### TASK TO CARRY OUT
Return the lines beginning at the one that contains "Extract all readable text from this page." and continuing to the end of the entries, including both ends, exactly as written and nothing else.

[Records from a dataset]
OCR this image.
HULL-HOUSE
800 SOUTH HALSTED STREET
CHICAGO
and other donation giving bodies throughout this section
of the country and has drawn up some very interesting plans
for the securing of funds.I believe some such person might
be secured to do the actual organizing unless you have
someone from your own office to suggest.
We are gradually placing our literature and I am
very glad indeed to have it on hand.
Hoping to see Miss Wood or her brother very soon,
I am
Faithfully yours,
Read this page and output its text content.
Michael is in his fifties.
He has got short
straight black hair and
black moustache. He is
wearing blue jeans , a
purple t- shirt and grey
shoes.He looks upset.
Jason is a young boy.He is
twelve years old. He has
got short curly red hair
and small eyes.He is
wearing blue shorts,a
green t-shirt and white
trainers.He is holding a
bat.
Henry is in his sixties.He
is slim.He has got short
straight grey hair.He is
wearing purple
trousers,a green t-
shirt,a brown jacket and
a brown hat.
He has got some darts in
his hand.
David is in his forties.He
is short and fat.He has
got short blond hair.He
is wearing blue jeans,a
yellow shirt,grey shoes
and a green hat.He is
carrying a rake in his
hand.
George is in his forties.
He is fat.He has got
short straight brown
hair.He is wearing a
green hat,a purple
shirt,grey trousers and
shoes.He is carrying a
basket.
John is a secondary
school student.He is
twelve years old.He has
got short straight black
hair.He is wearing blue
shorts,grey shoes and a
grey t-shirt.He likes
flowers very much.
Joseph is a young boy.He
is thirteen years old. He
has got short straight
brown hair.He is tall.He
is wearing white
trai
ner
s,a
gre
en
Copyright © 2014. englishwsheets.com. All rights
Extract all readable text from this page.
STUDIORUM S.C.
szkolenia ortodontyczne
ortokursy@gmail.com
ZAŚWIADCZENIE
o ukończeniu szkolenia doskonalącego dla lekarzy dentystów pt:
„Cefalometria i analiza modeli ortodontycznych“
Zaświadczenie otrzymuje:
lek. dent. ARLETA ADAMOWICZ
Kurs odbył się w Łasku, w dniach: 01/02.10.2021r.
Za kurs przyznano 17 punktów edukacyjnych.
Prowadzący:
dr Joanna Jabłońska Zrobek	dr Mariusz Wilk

### OUTPUT FOR THIS EXERCISE
Extract all readable text from this page.
STUDIORUM S.C.
szkolenia ortodontyczne
ortokursy@gmail.com
ZAŚWIADCZENIE
o ukończeniu szkolenia doskonalącego dla lekarzy dentystów pt:
„Cefalometria i analiza modeli ortodontycznych“
Zaświadczenie otrzymuje:
lek. dent. ARLETA ADAMOWICZ
Kurs odbył się w Łasku, w dniach: 01/02.10.2021r.
Za kurs przyznano 17 punktów edukacyjnych.
Prowadzący:
dr Joanna Jabłońska Zrobek	dr Mariusz Wilk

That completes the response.